* Begin Record set *
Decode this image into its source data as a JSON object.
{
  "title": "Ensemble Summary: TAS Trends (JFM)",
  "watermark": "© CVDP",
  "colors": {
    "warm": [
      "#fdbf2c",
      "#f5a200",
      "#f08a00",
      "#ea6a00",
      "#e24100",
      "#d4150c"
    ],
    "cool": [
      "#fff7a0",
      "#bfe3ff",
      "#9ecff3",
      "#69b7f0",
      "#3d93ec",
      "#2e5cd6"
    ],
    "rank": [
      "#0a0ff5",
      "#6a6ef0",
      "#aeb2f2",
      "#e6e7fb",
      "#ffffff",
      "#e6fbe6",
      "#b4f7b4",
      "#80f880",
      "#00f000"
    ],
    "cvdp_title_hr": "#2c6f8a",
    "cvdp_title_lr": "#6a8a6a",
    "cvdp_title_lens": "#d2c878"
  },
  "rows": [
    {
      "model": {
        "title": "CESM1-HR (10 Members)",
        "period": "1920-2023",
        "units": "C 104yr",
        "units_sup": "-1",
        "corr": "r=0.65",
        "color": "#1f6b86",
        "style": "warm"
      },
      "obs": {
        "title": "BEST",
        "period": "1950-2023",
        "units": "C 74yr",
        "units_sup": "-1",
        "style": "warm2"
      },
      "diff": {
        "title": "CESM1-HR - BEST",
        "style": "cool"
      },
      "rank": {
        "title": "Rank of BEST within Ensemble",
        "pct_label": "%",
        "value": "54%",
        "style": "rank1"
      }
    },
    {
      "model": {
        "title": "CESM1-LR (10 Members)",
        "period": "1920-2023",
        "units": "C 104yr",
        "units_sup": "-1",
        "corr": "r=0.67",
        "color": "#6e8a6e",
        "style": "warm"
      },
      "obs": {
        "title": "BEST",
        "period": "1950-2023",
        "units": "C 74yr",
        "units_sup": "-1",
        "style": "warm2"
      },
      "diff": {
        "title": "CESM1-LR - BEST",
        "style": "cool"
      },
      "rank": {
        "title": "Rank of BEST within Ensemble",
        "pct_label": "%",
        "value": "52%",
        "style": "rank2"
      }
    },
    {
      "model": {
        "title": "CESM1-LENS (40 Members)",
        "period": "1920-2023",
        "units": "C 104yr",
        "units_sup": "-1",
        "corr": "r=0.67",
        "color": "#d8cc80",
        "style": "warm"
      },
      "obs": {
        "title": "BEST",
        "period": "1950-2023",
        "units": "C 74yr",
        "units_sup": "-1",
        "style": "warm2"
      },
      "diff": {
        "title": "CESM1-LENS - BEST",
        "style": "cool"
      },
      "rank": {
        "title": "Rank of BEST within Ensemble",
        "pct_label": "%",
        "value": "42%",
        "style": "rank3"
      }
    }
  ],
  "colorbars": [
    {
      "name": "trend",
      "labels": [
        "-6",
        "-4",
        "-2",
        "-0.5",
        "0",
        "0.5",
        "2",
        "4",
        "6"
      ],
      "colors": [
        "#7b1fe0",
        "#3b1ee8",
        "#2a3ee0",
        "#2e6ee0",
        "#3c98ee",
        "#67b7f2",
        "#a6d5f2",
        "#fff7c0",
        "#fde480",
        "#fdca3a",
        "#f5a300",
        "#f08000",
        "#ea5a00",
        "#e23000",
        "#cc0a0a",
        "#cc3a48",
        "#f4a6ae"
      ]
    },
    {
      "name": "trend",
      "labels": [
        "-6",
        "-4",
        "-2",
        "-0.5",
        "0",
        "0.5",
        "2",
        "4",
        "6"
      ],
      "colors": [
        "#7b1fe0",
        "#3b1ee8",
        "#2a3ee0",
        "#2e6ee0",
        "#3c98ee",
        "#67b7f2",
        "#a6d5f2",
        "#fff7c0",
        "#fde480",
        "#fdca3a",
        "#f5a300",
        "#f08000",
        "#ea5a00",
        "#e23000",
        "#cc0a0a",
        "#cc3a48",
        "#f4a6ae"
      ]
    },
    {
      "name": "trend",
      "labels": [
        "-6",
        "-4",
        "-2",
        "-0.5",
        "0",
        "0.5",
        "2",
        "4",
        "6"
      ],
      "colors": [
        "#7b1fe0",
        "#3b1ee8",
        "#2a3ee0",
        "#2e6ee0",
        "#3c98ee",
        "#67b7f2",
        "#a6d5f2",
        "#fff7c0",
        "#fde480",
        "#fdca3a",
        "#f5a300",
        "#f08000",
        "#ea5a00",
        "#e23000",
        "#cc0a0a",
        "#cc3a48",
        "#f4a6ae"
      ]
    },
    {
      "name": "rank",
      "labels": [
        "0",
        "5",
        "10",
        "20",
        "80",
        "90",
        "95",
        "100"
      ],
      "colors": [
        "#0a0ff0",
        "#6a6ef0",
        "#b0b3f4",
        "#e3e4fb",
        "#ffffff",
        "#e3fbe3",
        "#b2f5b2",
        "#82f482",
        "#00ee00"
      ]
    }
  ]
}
* End Record set *
◆ **What you should do**: Print every entry exactly as it appears.

◆ **Answer to this problem**:
Decode this image into its source data as a JSON object.
{
  "title": "Ensemble Summary: TAS Trends (JFM)",
  "watermark": "© CVDP",
  "colors": {
    "warm": [
      "#fdbf2c",
      "#f5a200",
      "#f08a00",
      "#ea6a00",
      "#e24100",
      "#d4150c"
    ],
    "cool": [
      "#fff7a0",
      "#bfe3ff",
      "#9ecff3",
      "#69b7f0",
      "#3d93ec",
      "#2e5cd6"
    ],
    "rank": [
      "#0a0ff5",
      "#6a6ef0",
      "#aeb2f2",
      "#e6e7fb",
      "#ffffff",
      "#e6fbe6",
      "#b4f7b4",
      "#80f880",
      "#00f000"
    ],
    "cvdp_title_hr": "#2c6f8a",
    "cvdp_title_lr": "#6a8a6a",
    "cvdp_title_lens": "#d2c878"
  },
  "rows": [
    {
      "model": {
        "title": "CESM1-HR (10 Members)",
        "period": "1920-2023",
        "units": "C 104yr",
        "units_sup": "-1",
        "corr": "r=0.65",
        "color": "#1f6b86",
        "style": "warm"
      },
      "obs": {
        "title": "BEST",
        "period": "1950-2023",
        "units": "C 74yr",
        "units_sup": "-1",
        "style": "warm2"
      },
      "diff": {
        "title": "CESM1-HR - BEST",
        "style": "cool"
      },
      "rank": {
        "title": "Rank of BEST within Ensemble",
        "pct_label": "%",
        "value": "54%",
        "style": "rank1"
      }
    },
    {
      "model": {
        "title": "CESM1-LR (10 Members)",
        "period": "1920-2023",
        "units": "C 104yr",
        "units_sup": "-1",
        "corr": "r=0.67",
        "color": "#6e8a6e",
        "style": "warm"
      },
      "obs": {
        "title": "BEST",
        "period": "1950-2023",
        "units": "C 74yr",
        "units_sup": "-1",
        "style": "warm2"
      },
      "diff": {
        "title": "CESM1-LR - BEST",
        "style": "cool"
      },
      "rank": {
        "title": "Rank of BEST within Ensemble",
        "pct_label": "%",
        "value": "52%",
        "style": "rank2"
      }
    },
    {
      "model": {
        "title": "CESM1-LENS (40 Members)",
        "period": "1920-2023",
        "units": "C 104yr",
        "units_sup": "-1",
        "corr": "r=0.67",
        "color": "#d8cc80",
        "style": "warm"
      },
      "obs": {
        "title": "BEST",
        "period": "1950-2023",
        "units": "C 74yr",
        "units_sup": "-1",
        "style": "warm2"
      },
      "diff": {
        "title": "CESM1-LENS - BEST",
        "style": "cool"
      },
      "rank": {
        "title": "Rank of BEST within Ensemble",
        "pct_label": "%",
        "value": "42%",
        "style": "rank3"
      }
    }
  ],
  "colorbars": [
    {
      "name": "trend",
      "labels": [
        "-6",
        "-4",
        "-2",
        "-0.5",
        "0",
        "0.5",
        "2",
        "4",
        "6"
      ],
      "colors": [
        "#7b1fe0",
        "#3b1ee8",
        "#2a3ee0",
        "#2e6ee0",
        "#3c98ee",
        "#67b7f2",
        "#a6d5f2",
        "#fff7c0",
        "#fde480",
        "#fdca3a",
        "#f5a300",
        "#f08000",
        "#ea5a00",
        "#e23000",
        "#cc0a0a",
        "#cc3a48",
        "#f4a6ae"
      ]
    },
    {
      "name": "trend",
      "labels": [
        "-6",
        "-4",
        "-2",
        "-0.5",
        "0",
        "0.5",
        "2",
        "4",
        "6"
      ],
      "colors": [
        "#7b1fe0",
        "#3b1ee8",
        "#2a3ee0",
        "#2e6ee0",
        "#3c98ee",
        "#67b7f2",
        "#a6d5f2",
        "#fff7c0",
        "#fde480",
        "#fdca3a",
        "#f5a300",
        "#f08000",
        "#ea5a00",
        "#e23000",
        "#cc0a0a",
        "#cc3a48",
        "#f4a6ae"
      ]
    },
    {
      "name": "trend",
      "labels": [
        "-6",
        "-4",
        "-2",
        "-0.5",
        "0",
        "0.5",
        "2",
        "4",
        "6"
      ],
      "colors": [
        "#7b1fe0",
        "#3b1ee8",
        "#2a3ee0",
        "#2e6ee0",
        "#3c98ee",
        "#67b7f2",
        "#a6d5f2",
        "#fff7c0",
        "#fde480",
        "#fdca3a",
        "#f5a300",
        "#f08000",
        "#ea5a00",
        "#e23000",
        "#cc0a0a",
        "#cc3a48",
        "#f4a6ae"
      ]
    },
    {
      "name": "rank",
      "labels": [
        "0",
        "5",
        "10",
        "20",
        "80",
        "90",
        "95",
        "100"
      ],
      "colors": [
        "#0a0ff0",
        "#6a6ef0",
        "#b0b3f4",
        "#e3e4fb",
        "#ffffff",
        "#e3fbe3",
        "#b2f5b2",
        "#82f482",
        "#00ee00"
      ]
    }
  ]
}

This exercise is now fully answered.